[Recorded data]
+ + + +
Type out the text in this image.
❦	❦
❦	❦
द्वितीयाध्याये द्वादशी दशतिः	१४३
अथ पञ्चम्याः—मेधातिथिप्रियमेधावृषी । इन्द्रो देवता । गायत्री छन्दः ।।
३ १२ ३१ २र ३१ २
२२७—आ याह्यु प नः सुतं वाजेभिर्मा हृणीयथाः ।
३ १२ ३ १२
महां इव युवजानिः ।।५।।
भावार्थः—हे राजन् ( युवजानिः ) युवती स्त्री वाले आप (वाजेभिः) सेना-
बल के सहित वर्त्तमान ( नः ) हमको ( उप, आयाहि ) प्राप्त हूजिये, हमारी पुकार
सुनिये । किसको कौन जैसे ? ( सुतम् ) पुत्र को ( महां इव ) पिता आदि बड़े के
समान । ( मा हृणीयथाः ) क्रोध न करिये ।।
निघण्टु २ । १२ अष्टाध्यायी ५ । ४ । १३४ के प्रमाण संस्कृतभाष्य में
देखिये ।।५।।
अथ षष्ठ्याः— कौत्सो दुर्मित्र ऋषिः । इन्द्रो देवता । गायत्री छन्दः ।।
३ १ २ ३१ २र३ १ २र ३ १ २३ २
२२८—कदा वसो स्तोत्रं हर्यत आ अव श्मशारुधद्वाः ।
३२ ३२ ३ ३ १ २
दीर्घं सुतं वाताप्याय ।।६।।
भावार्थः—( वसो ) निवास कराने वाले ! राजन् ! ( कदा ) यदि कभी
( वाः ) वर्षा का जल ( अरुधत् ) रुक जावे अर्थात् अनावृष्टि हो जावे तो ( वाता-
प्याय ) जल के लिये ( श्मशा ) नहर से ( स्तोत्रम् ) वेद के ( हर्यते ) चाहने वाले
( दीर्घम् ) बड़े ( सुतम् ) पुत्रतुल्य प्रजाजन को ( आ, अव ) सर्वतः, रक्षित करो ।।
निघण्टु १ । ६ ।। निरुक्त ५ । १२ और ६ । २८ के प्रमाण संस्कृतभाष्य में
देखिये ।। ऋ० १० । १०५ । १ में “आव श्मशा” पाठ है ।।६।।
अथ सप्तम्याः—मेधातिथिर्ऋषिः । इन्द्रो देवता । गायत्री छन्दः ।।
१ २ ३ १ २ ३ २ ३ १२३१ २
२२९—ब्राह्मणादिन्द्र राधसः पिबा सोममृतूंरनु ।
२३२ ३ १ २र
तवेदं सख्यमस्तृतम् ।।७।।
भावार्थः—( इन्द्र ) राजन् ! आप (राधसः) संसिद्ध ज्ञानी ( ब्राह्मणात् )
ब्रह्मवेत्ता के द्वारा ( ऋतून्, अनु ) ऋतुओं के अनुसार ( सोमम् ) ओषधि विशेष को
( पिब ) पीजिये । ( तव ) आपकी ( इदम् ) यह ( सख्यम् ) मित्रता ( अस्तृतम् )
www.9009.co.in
+ + + +
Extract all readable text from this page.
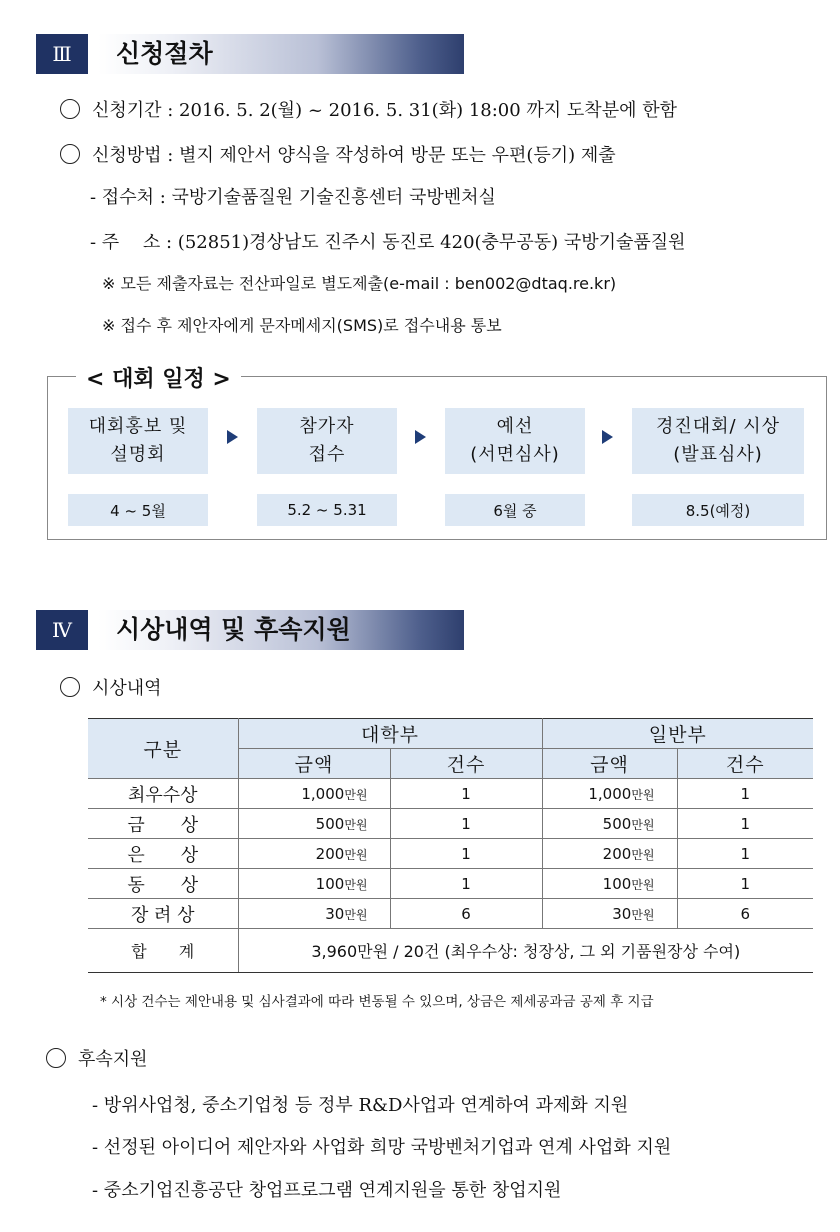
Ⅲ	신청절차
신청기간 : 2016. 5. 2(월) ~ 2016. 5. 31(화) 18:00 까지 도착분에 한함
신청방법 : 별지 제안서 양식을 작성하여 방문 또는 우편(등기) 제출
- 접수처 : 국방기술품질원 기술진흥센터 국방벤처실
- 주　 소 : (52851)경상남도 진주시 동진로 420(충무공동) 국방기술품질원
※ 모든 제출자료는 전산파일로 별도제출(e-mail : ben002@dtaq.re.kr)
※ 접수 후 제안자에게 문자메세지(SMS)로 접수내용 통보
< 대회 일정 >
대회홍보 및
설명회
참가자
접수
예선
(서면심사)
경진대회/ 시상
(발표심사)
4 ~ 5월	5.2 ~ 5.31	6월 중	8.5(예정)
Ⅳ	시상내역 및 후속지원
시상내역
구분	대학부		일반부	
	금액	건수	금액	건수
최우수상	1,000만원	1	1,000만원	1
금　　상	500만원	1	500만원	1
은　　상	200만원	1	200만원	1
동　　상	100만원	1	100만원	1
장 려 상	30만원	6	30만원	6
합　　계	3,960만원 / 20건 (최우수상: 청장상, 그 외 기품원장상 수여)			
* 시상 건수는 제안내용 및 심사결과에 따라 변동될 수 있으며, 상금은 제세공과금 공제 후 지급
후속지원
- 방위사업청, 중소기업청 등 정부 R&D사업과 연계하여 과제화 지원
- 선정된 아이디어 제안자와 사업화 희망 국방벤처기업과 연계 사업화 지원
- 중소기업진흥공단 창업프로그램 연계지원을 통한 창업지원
+ + + +
TASK STATEMENT
Scan the material above. Copy each line that holds the word "this".

TASK RESULT
Type out the text in this image.
Extract all readable text from this page.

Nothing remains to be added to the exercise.